-- BEGIN --

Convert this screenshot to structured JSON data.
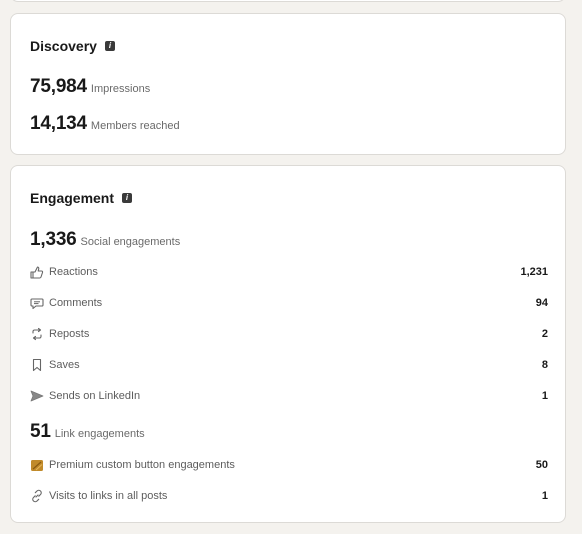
{
  "discovery": {
    "title": "Discovery",
    "impressions": {
      "value": "75,984",
      "label": "Impressions"
    },
    "members_reached": {
      "value": "14,134",
      "label": "Members reached"
    }
  },
  "engagement": {
    "title": "Engagement",
    "social": {
      "value": "1,336",
      "label": "Social engagements"
    },
    "social_items": [
      {
        "icon": "thumbs-up-icon",
        "label": "Reactions",
        "value": "1,231"
      },
      {
        "icon": "comment-icon",
        "label": "Comments",
        "value": "94"
      },
      {
        "icon": "repost-icon",
        "label": "Reposts",
        "value": "2"
      },
      {
        "icon": "bookmark-icon",
        "label": "Saves",
        "value": "8"
      },
      {
        "icon": "send-icon",
        "label": "Sends on LinkedIn",
        "value": "1"
      }
    ],
    "link": {
      "value": "51",
      "label": "Link engagements"
    },
    "link_items": [
      {
        "icon": "premium-icon",
        "label": "Premium custom button engagements",
        "value": "50"
      },
      {
        "icon": "link-icon",
        "label": "Visits to links in all posts",
        "value": "1"
      }
    ]
  }
}
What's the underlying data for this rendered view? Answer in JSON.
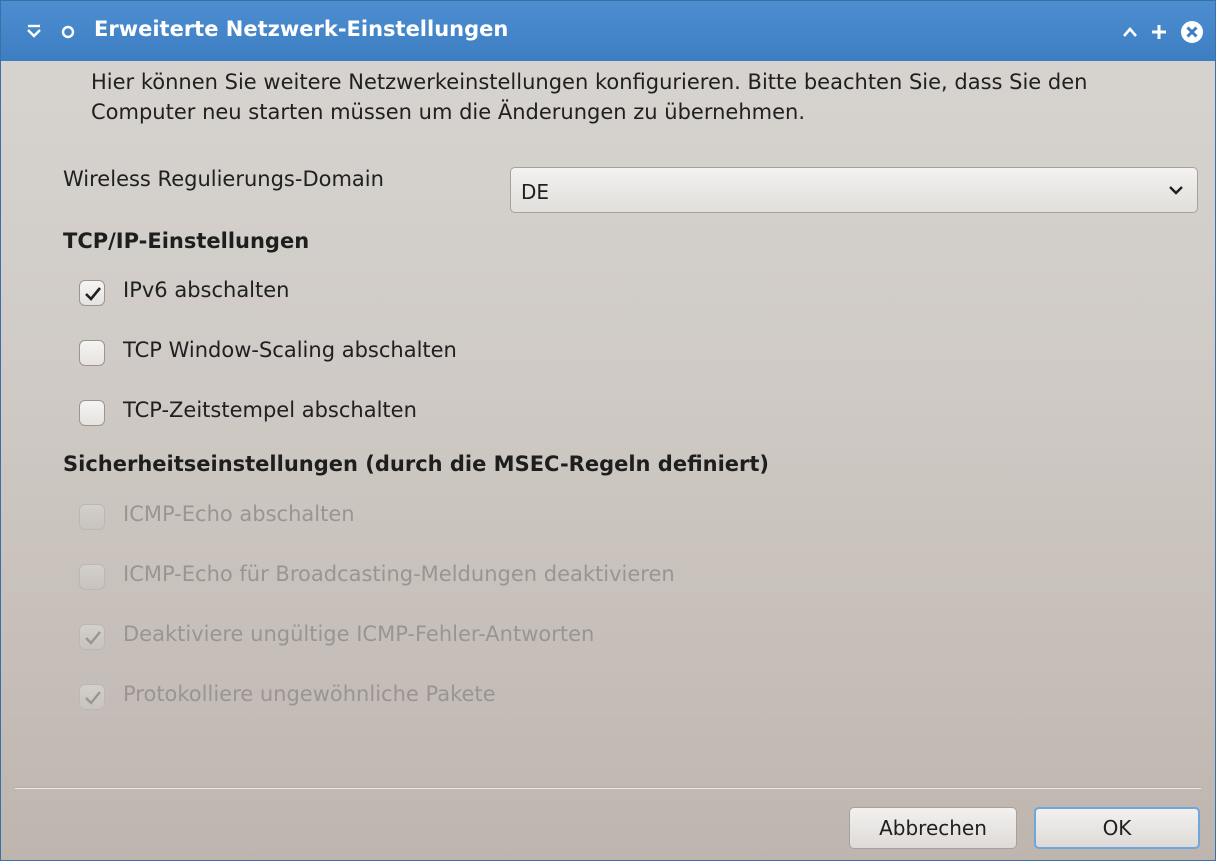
{
  "window": {
    "title": "Erweiterte Netzwerk-Einstellungen",
    "icons": [
      "shade-menu-icon",
      "pin-icon",
      "minimize-icon",
      "maximize-icon",
      "close-icon"
    ]
  },
  "intro_text": "Hier können Sie weitere Netzwerkeinstellungen konfigurieren. Bitte beachten Sie, dass Sie den Computer neu starten müssen um die Änderungen zu übernehmen.",
  "regulatory": {
    "label": "Wireless Regulierungs-Domain",
    "value": "DE"
  },
  "tcp_section": {
    "title": "TCP/IP-Einstellungen",
    "options": [
      {
        "label": "IPv6 abschalten",
        "checked": true,
        "enabled": true
      },
      {
        "label": "TCP Window-Scaling abschalten",
        "checked": false,
        "enabled": true
      },
      {
        "label": "TCP-Zeitstempel abschalten",
        "checked": false,
        "enabled": true
      }
    ]
  },
  "security_section": {
    "title": "Sicherheitseinstellungen (durch die MSEC-Regeln definiert)",
    "options": [
      {
        "label": "ICMP-Echo abschalten",
        "checked": false,
        "enabled": false
      },
      {
        "label": "ICMP-Echo für Broadcasting-Meldungen deaktivieren",
        "checked": false,
        "enabled": false
      },
      {
        "label": "Deaktiviere ungültige ICMP-Fehler-Antworten",
        "checked": true,
        "enabled": false
      },
      {
        "label": "Protokolliere ungewöhnliche Pakete",
        "checked": true,
        "enabled": false
      }
    ]
  },
  "buttons": {
    "cancel": "Abbrechen",
    "ok": "OK"
  },
  "colors": {
    "titlebar": "#3d7ec2",
    "window_bg": "#cfcac5",
    "focus_ring": "#6ea6de"
  }
}
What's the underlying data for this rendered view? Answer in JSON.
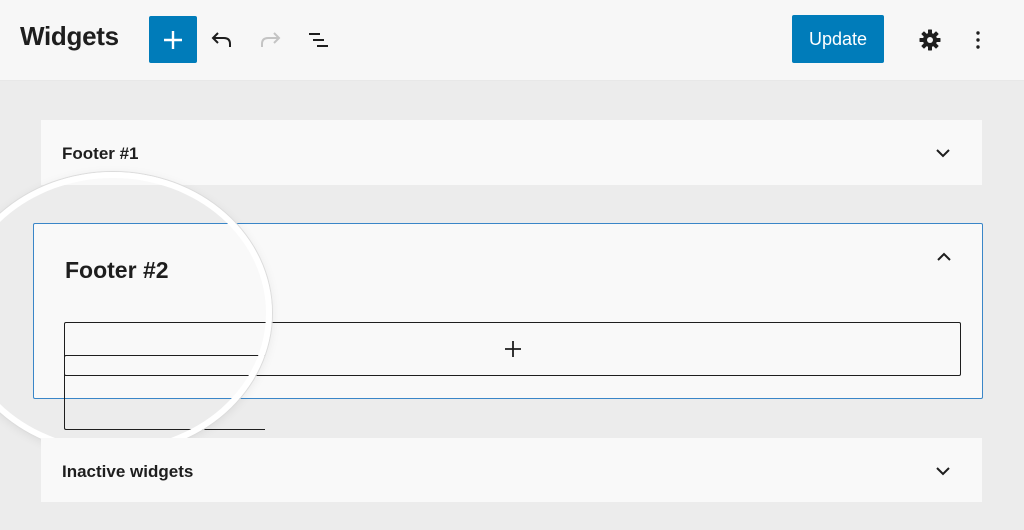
{
  "header": {
    "title": "Widgets",
    "add_block_icon": "plus-icon",
    "undo_icon": "undo-icon",
    "redo_icon": "redo-icon",
    "list_view_icon": "list-view-icon",
    "update_label": "Update",
    "settings_icon": "gear-icon",
    "more_icon": "more-vertical-icon"
  },
  "panels": [
    {
      "title": "Footer #1",
      "expanded": false,
      "toggle_icon": "chevron-down-icon"
    },
    {
      "title": "Footer #2",
      "expanded": true,
      "toggle_icon": "chevron-up-icon",
      "appender_icon": "plus-icon"
    },
    {
      "title": "Inactive widgets",
      "expanded": false,
      "toggle_icon": "chevron-down-icon"
    }
  ],
  "colors": {
    "accent": "#007cba",
    "focus_border": "#3a86c8",
    "canvas_bg": "#ececec",
    "panel_bg": "#f9f9f9"
  }
}
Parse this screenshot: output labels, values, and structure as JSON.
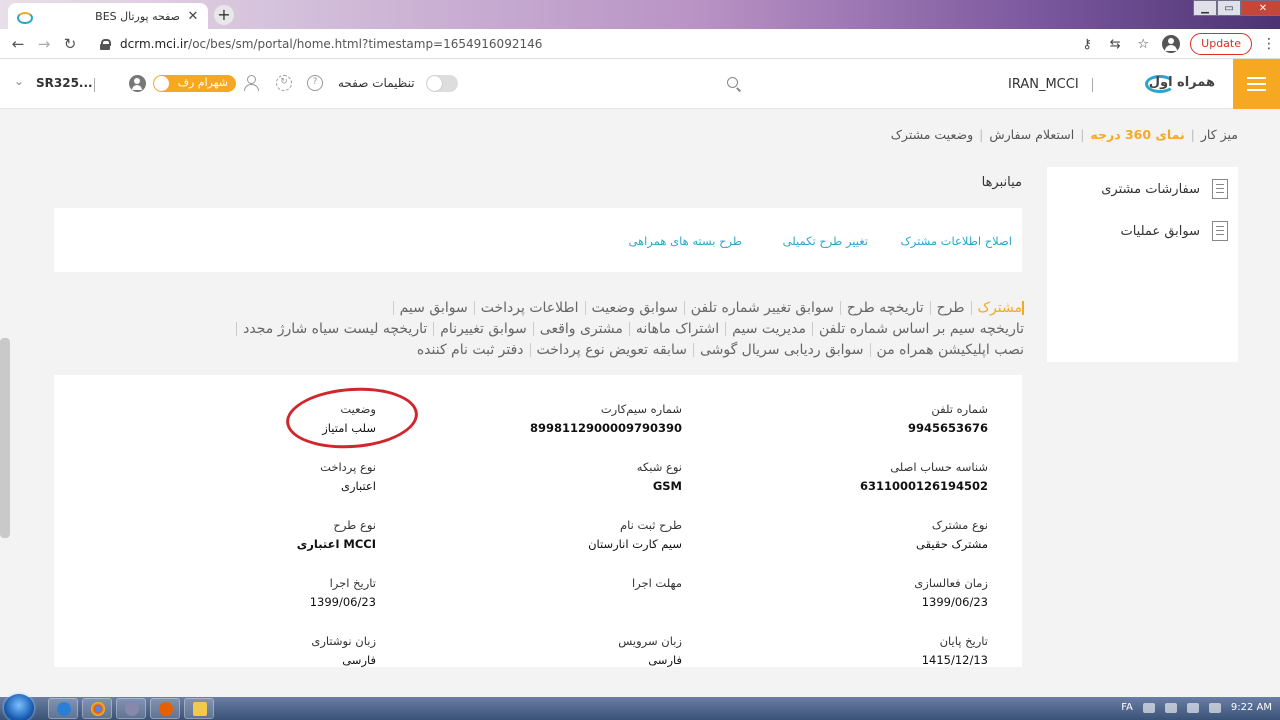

-- END --

THE REQUEST:
Repeat the material exactly as it reads, without any of its pictures.

RESULT OF THE TASK:
Convert this screenshot to structured JSON data.
{
  "discovery": {
    "title": "Discovery",
    "impressions": {
      "value": "75,984",
      "label": "Impressions"
    },
    "members_reached": {
      "value": "14,134",
      "label": "Members reached"
    }
  },
  "engagement": {
    "title": "Engagement",
    "social": {
      "value": "1,336",
      "label": "Social engagements"
    },
    "social_items": [
      {
        "icon": "thumbs-up-icon",
        "label": "Reactions",
        "value": "1,231"
      },
      {
        "icon": "comment-icon",
        "label": "Comments",
        "value": "94"
      },
      {
        "icon": "repost-icon",
        "label": "Reposts",
        "value": "2"
      },
      {
        "icon": "bookmark-icon",
        "label": "Saves",
        "value": "8"
      },
      {
        "icon": "send-icon",
        "label": "Sends on LinkedIn",
        "value": "1"
      }
    ],
    "link": {
      "value": "51",
      "label": "Link engagements"
    },
    "link_items": [
      {
        "icon": "premium-icon",
        "label": "Premium custom button engagements",
        "value": "50"
      },
      {
        "icon": "link-icon",
        "label": "Visits to links in all posts",
        "value": "1"
      }
    ]
  }
}
What's the underlying data for this rendered view? Answer in JSON.
{
  "window": {
    "title": "Erweiterte Netzwerk-Einstellungen",
    "icons": [
      "shade-menu-icon",
      "pin-icon",
      "minimize-icon",
      "maximize-icon",
      "close-icon"
    ]
  },
  "intro_text": "Hier können Sie weitere Netzwerkeinstellungen konfigurieren. Bitte beachten Sie, dass Sie den Computer neu starten müssen um die Änderungen zu übernehmen.",
  "regulatory": {
    "label": "Wireless Regulierungs-Domain",
    "value": "DE"
  },
  "tcp_section": {
    "title": "TCP/IP-Einstellungen",
    "options": [
      {
        "label": "IPv6 abschalten",
        "checked": true,
        "enabled": true
      },
      {
        "label": "TCP Window-Scaling abschalten",
        "checked": false,
        "enabled": true
      },
      {
        "label": "TCP-Zeitstempel abschalten",
        "checked": false,
        "enabled": true
      }
    ]
  },
  "security_section": {
    "title": "Sicherheitseinstellungen (durch die MSEC-Regeln definiert)",
    "options": [
      {
        "label": "ICMP-Echo abschalten",
        "checked": false,
        "enabled": false
      },
      {
        "label": "ICMP-Echo für Broadcasting-Meldungen deaktivieren",
        "checked": false,
        "enabled": false
      },
      {
        "label": "Deaktiviere ungültige ICMP-Fehler-Antworten",
        "checked": true,
        "enabled": false
      },
      {
        "label": "Protokolliere ungewöhnliche Pakete",
        "checked": true,
        "enabled": false
      }
    ]
  },
  "buttons": {
    "cancel": "Abbrechen",
    "ok": "OK"
  },
  "colors": {
    "titlebar": "#3d7ec2",
    "window_bg": "#cfcac5",
    "focus_ring": "#6ea6de"
  }
}
What's the underlying data for this rendered view? Answer in JSON.
{
  "header": {
    "title": "Widgets",
    "add_block_icon": "plus-icon",
    "undo_icon": "undo-icon",
    "redo_icon": "redo-icon",
    "list_view_icon": "list-view-icon",
    "update_label": "Update",
    "settings_icon": "gear-icon",
    "more_icon": "more-vertical-icon"
  },
  "panels": [
    {
      "title": "Footer #1",
      "expanded": false,
      "toggle_icon": "chevron-down-icon"
    },
    {
      "title": "Footer #2",
      "expanded": true,
      "toggle_icon": "chevron-up-icon",
      "appender_icon": "plus-icon"
    },
    {
      "title": "Inactive widgets",
      "expanded": false,
      "toggle_icon": "chevron-down-icon"
    }
  ],
  "colors": {
    "accent": "#007cba",
    "focus_border": "#3a86c8",
    "canvas_bg": "#ececec",
    "panel_bg": "#f9f9f9"
  }
}
Parse this screenshot: output labels, values, and structure as JSON.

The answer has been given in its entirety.